Begin
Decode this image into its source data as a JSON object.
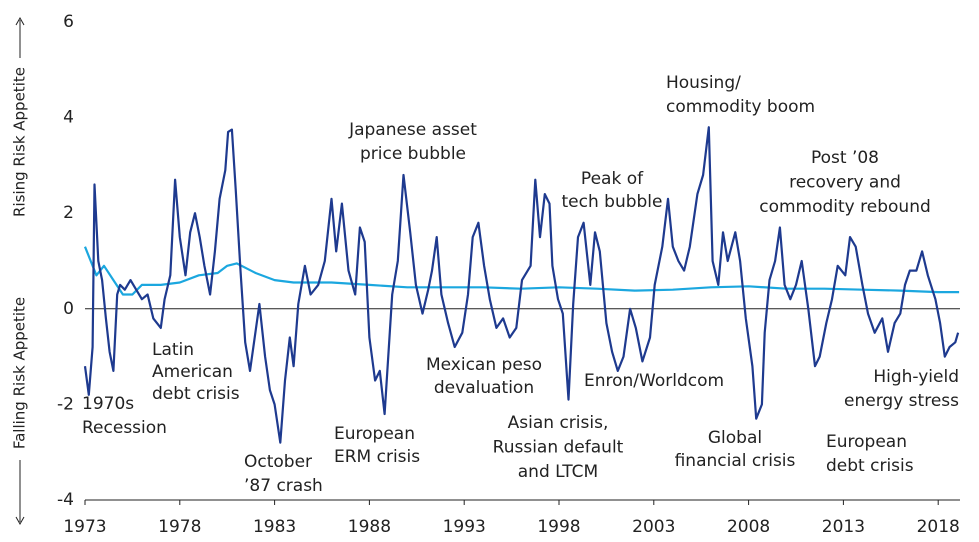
{
  "chart_data": {
    "type": "line",
    "y_label_upper": "Rising Risk Appetite",
    "y_label_lower": "Falling Risk Appetite",
    "xlim": [
      1973,
      2019.15
    ],
    "xticks": [
      1973,
      1978,
      1983,
      1988,
      1993,
      1998,
      2003,
      2008,
      2013,
      2018
    ],
    "ylim": [
      -4,
      6
    ],
    "yticks": [
      -4,
      -2,
      0,
      2,
      4,
      6
    ],
    "grid": false,
    "series": [
      {
        "color": "#1e3a8f",
        "x": [
          1973.0,
          1973.2,
          1973.4,
          1973.5,
          1973.7,
          1973.9,
          1974.1,
          1974.3,
          1974.5,
          1974.7,
          1974.85,
          1975.1,
          1975.4,
          1975.7,
          1976.0,
          1976.3,
          1976.6,
          1977.0,
          1977.2,
          1977.5,
          1977.75,
          1978.0,
          1978.3,
          1978.55,
          1978.8,
          1979.05,
          1979.3,
          1979.6,
          1979.85,
          1980.1,
          1980.4,
          1980.55,
          1980.75,
          1980.95,
          1981.2,
          1981.45,
          1981.7,
          1981.95,
          1982.2,
          1982.5,
          1982.75,
          1983.0,
          1983.3,
          1983.55,
          1983.8,
          1984.0,
          1984.25,
          1984.6,
          1984.9,
          1985.3,
          1985.65,
          1986.0,
          1986.25,
          1986.55,
          1986.9,
          1987.25,
          1987.5,
          1987.75,
          1988.0,
          1988.3,
          1988.55,
          1988.8,
          1989.2,
          1989.5,
          1989.8,
          1990.15,
          1990.45,
          1990.8,
          1991.1,
          1991.3,
          1991.55,
          1991.8,
          1992.15,
          1992.5,
          1992.9,
          1993.2,
          1993.45,
          1993.75,
          1994.05,
          1994.35,
          1994.7,
          1995.05,
          1995.4,
          1995.75,
          1996.05,
          1996.5,
          1996.75,
          1997.0,
          1997.25,
          1997.5,
          1997.65,
          1997.95,
          1998.2,
          1998.5,
          1998.75,
          1999.0,
          1999.3,
          1999.65,
          1999.9,
          2000.15,
          2000.5,
          2000.8,
          2001.1,
          2001.4,
          2001.75,
          2002.05,
          2002.4,
          2002.8,
          2003.05,
          2003.45,
          2003.75,
          2004.0,
          2004.3,
          2004.6,
          2004.9,
          2005.3,
          2005.6,
          2005.9,
          2006.1,
          2006.4,
          2006.65,
          2006.9,
          2007.3,
          2007.55,
          2007.85,
          2008.2,
          2008.4,
          2008.7,
          2008.85,
          2009.1,
          2009.4,
          2009.65,
          2009.9,
          2010.2,
          2010.5,
          2010.8,
          2011.15,
          2011.5,
          2011.75,
          2012.1,
          2012.4,
          2012.7,
          2013.1,
          2013.35,
          2013.65,
          2014.0,
          2014.3,
          2014.65,
          2015.05,
          2015.35,
          2015.7,
          2016.0,
          2016.25,
          2016.5,
          2016.85,
          2017.15,
          2017.45,
          2017.85,
          2018.1,
          2018.35,
          2018.6,
          2018.9,
          2019.05
        ],
        "values": [
          -1.2,
          -1.8,
          -0.8,
          2.6,
          1.0,
          0.6,
          -0.2,
          -0.9,
          -1.3,
          0.3,
          0.5,
          0.4,
          0.6,
          0.4,
          0.2,
          0.3,
          -0.2,
          -0.4,
          0.2,
          0.7,
          2.7,
          1.5,
          0.7,
          1.6,
          2.0,
          1.5,
          0.9,
          0.3,
          1.2,
          2.3,
          2.9,
          3.7,
          3.75,
          2.5,
          0.8,
          -0.7,
          -1.3,
          -0.6,
          0.1,
          -1.0,
          -1.7,
          -2.0,
          -2.8,
          -1.5,
          -0.6,
          -1.2,
          0.1,
          0.9,
          0.3,
          0.5,
          1.0,
          2.3,
          1.2,
          2.2,
          0.8,
          0.3,
          1.7,
          1.4,
          -0.6,
          -1.5,
          -1.3,
          -2.2,
          0.3,
          1.0,
          2.8,
          1.6,
          0.5,
          -0.1,
          0.4,
          0.8,
          1.5,
          0.3,
          -0.3,
          -0.8,
          -0.5,
          0.3,
          1.5,
          1.8,
          0.9,
          0.2,
          -0.4,
          -0.2,
          -0.6,
          -0.4,
          0.6,
          0.9,
          2.7,
          1.5,
          2.4,
          2.2,
          0.9,
          0.2,
          -0.1,
          -1.9,
          0.1,
          1.5,
          1.8,
          0.5,
          1.6,
          1.2,
          -0.3,
          -0.9,
          -1.3,
          -1.0,
          0.0,
          -0.4,
          -1.1,
          -0.6,
          0.5,
          1.3,
          2.3,
          1.3,
          1.0,
          0.8,
          1.3,
          2.4,
          2.8,
          3.8,
          1.0,
          0.5,
          1.6,
          1.0,
          1.6,
          1.0,
          -0.2,
          -1.2,
          -2.3,
          -2.0,
          -0.5,
          0.6,
          1.0,
          1.7,
          0.5,
          0.2,
          0.5,
          1.0,
          0.0,
          -1.2,
          -1.0,
          -0.3,
          0.2,
          0.9,
          0.7,
          1.5,
          1.3,
          0.5,
          -0.1,
          -0.5,
          -0.2,
          -0.9,
          -0.3,
          -0.1,
          0.5,
          0.8,
          0.8,
          1.2,
          0.7,
          0.2,
          -0.3,
          -1.0,
          -0.8,
          -0.7,
          -0.5
        ]
      },
      {
        "color": "#1ba7df",
        "x": [
          1973,
          1973.3,
          1973.6,
          1974,
          1974.5,
          1975,
          1975.5,
          1976,
          1977,
          1978,
          1979,
          1980,
          1980.5,
          1981,
          1981.5,
          1982,
          1983,
          1984,
          1985,
          1986,
          1988,
          1990,
          1992,
          1994,
          1996,
          1998,
          2000,
          2002,
          2004,
          2006,
          2008,
          2010,
          2012,
          2014,
          2016,
          2018,
          2019.1
        ],
        "values": [
          1.3,
          1.0,
          0.7,
          0.9,
          0.6,
          0.3,
          0.3,
          0.5,
          0.5,
          0.55,
          0.7,
          0.75,
          0.9,
          0.95,
          0.85,
          0.75,
          0.6,
          0.55,
          0.55,
          0.55,
          0.5,
          0.45,
          0.45,
          0.45,
          0.42,
          0.45,
          0.42,
          0.38,
          0.4,
          0.45,
          0.47,
          0.42,
          0.42,
          0.4,
          0.38,
          0.35,
          0.35
        ]
      }
    ],
    "annotations": [
      {
        "lines": [
          "1970s",
          "Recession"
        ]
      },
      {
        "lines": [
          "Latin",
          "American",
          "debt crisis"
        ]
      },
      {
        "lines": [
          "October",
          "’87 crash"
        ]
      },
      {
        "lines": [
          "Japanese asset",
          "price bubble"
        ]
      },
      {
        "lines": [
          "European",
          "ERM crisis"
        ]
      },
      {
        "lines": [
          "Mexican peso",
          "devaluation"
        ]
      },
      {
        "lines": [
          "Asian crisis,",
          "Russian default",
          "and LTCM"
        ]
      },
      {
        "lines": [
          "Peak of",
          "tech bubble"
        ]
      },
      {
        "lines": [
          "Enron/Worldcom"
        ]
      },
      {
        "lines": [
          "Housing/",
          "commodity boom"
        ]
      },
      {
        "lines": [
          "Global",
          "financial crisis"
        ]
      },
      {
        "lines": [
          "Post ’08",
          "recovery and",
          "commodity rebound"
        ]
      },
      {
        "lines": [
          "European",
          "debt crisis"
        ]
      },
      {
        "lines": [
          "High-yield",
          "energy stress"
        ]
      }
    ]
  }
}
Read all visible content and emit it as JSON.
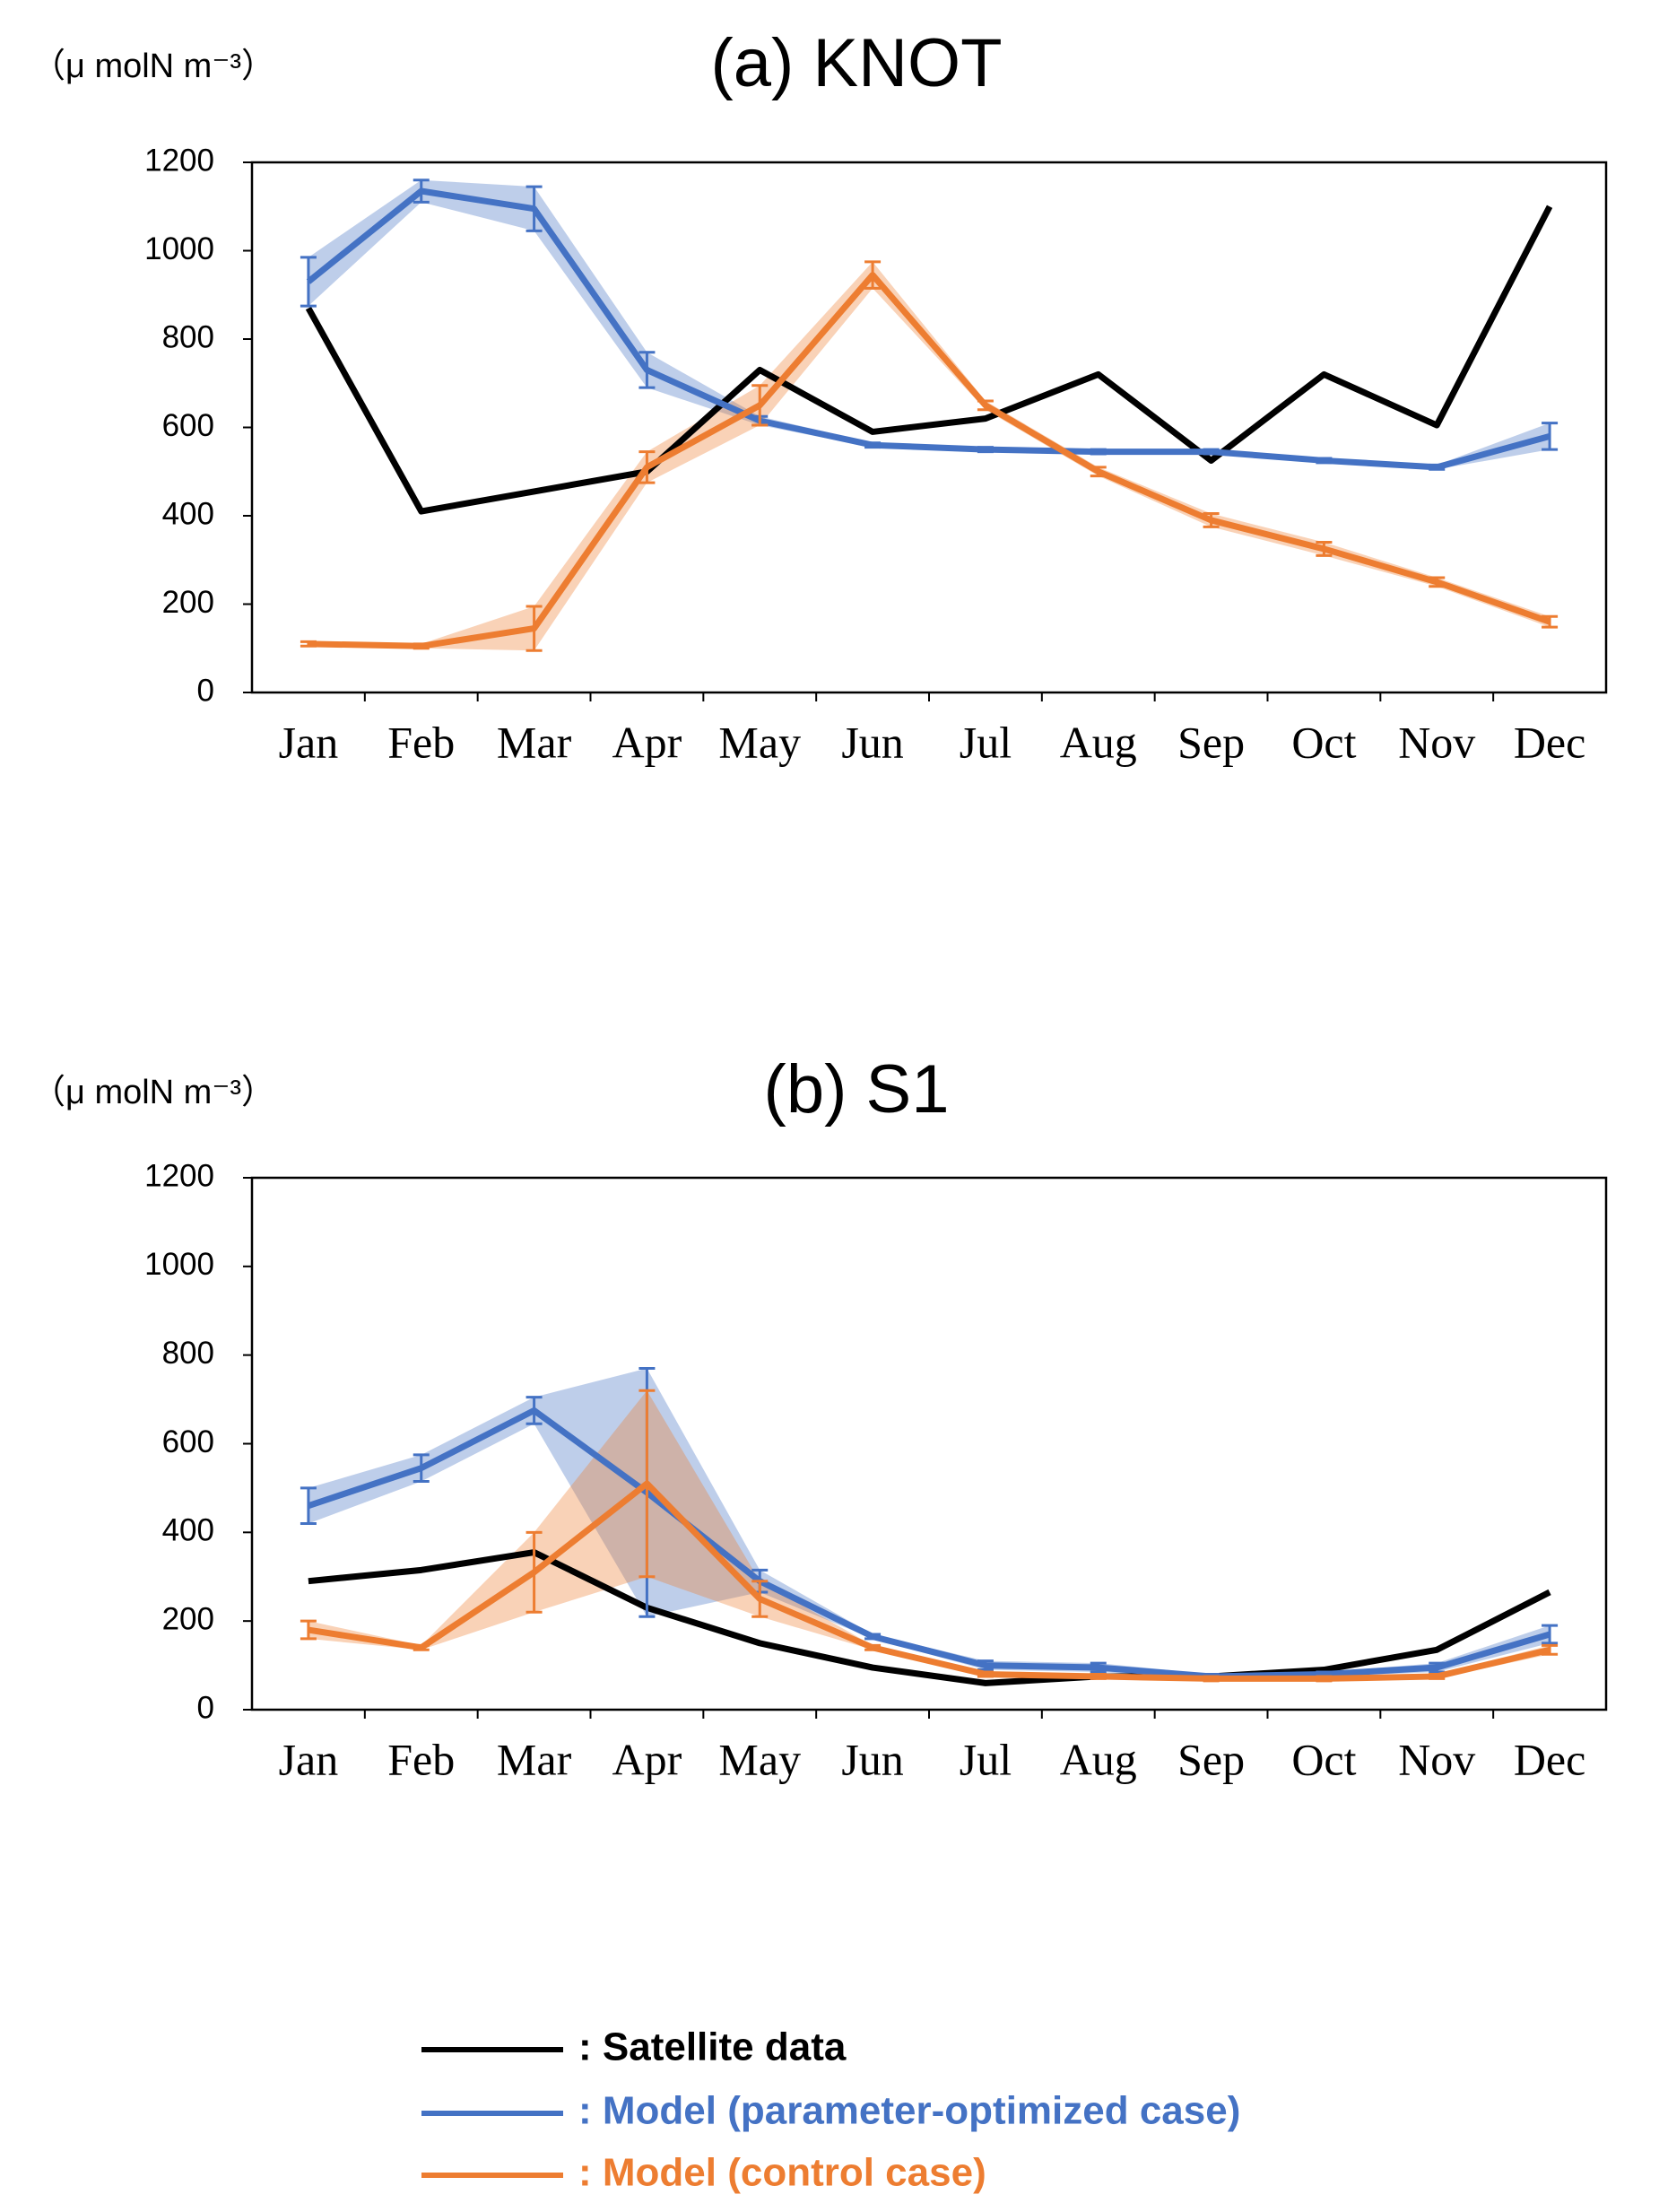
{
  "chart_data": [
    {
      "type": "line",
      "title": "(a) KNOT",
      "ylabel": "（μ molN m⁻³）",
      "categories": [
        "Jan",
        "Feb",
        "Mar",
        "Apr",
        "May",
        "Jun",
        "Jul",
        "Aug",
        "Sep",
        "Oct",
        "Nov",
        "Dec"
      ],
      "ylim": [
        0,
        1200
      ],
      "yticks": [
        0,
        200,
        400,
        600,
        800,
        1000,
        1200
      ],
      "series": [
        {
          "name": ": Satellite data",
          "color": "#000000",
          "values": [
            870,
            410,
            455,
            500,
            730,
            590,
            620,
            720,
            525,
            720,
            605,
            1100
          ]
        },
        {
          "name": ": Model (parameter-optimized case)",
          "color": "#4472c4",
          "values": [
            930,
            1135,
            1095,
            730,
            615,
            560,
            550,
            545,
            545,
            525,
            510,
            580
          ],
          "errors": [
            55,
            25,
            50,
            40,
            10,
            5,
            5,
            5,
            5,
            5,
            5,
            30
          ]
        },
        {
          "name": ": Model (control case)",
          "color": "#ed7d31",
          "values": [
            110,
            105,
            145,
            510,
            650,
            945,
            650,
            500,
            390,
            325,
            250,
            160
          ],
          "errors": [
            5,
            5,
            50,
            35,
            45,
            30,
            10,
            10,
            15,
            15,
            10,
            12
          ]
        }
      ]
    },
    {
      "type": "line",
      "title": "(b) S1",
      "ylabel": "（μ molN m⁻³）",
      "categories": [
        "Jan",
        "Feb",
        "Mar",
        "Apr",
        "May",
        "Jun",
        "Jul",
        "Aug",
        "Sep",
        "Oct",
        "Nov",
        "Dec"
      ],
      "ylim": [
        0,
        1200
      ],
      "yticks": [
        0,
        200,
        400,
        600,
        800,
        1000,
        1200
      ],
      "series": [
        {
          "color": "#000000",
          "values": [
            290,
            315,
            355,
            230,
            150,
            95,
            60,
            75,
            75,
            90,
            135,
            265
          ]
        },
        {
          "color": "#4472c4",
          "values": [
            460,
            545,
            675,
            490,
            290,
            165,
            100,
            95,
            75,
            80,
            95,
            170
          ],
          "errors": [
            40,
            30,
            30,
            280,
            25,
            5,
            10,
            10,
            5,
            5,
            10,
            20
          ]
        },
        {
          "color": "#ed7d31",
          "values": [
            180,
            140,
            310,
            510,
            250,
            140,
            80,
            75,
            70,
            70,
            75,
            135
          ],
          "errors": [
            20,
            5,
            90,
            210,
            40,
            5,
            5,
            5,
            5,
            5,
            5,
            10
          ]
        }
      ]
    }
  ]
}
End
▶ _WRITTEN TASK_
Locate the word "crisis" in the entries, and copy every line where it is found.

▶ _SOLUTION_
          "debt crisis"
          "ERM crisis"
          "Asian crisis,",
          "financial crisis"
          "debt crisis"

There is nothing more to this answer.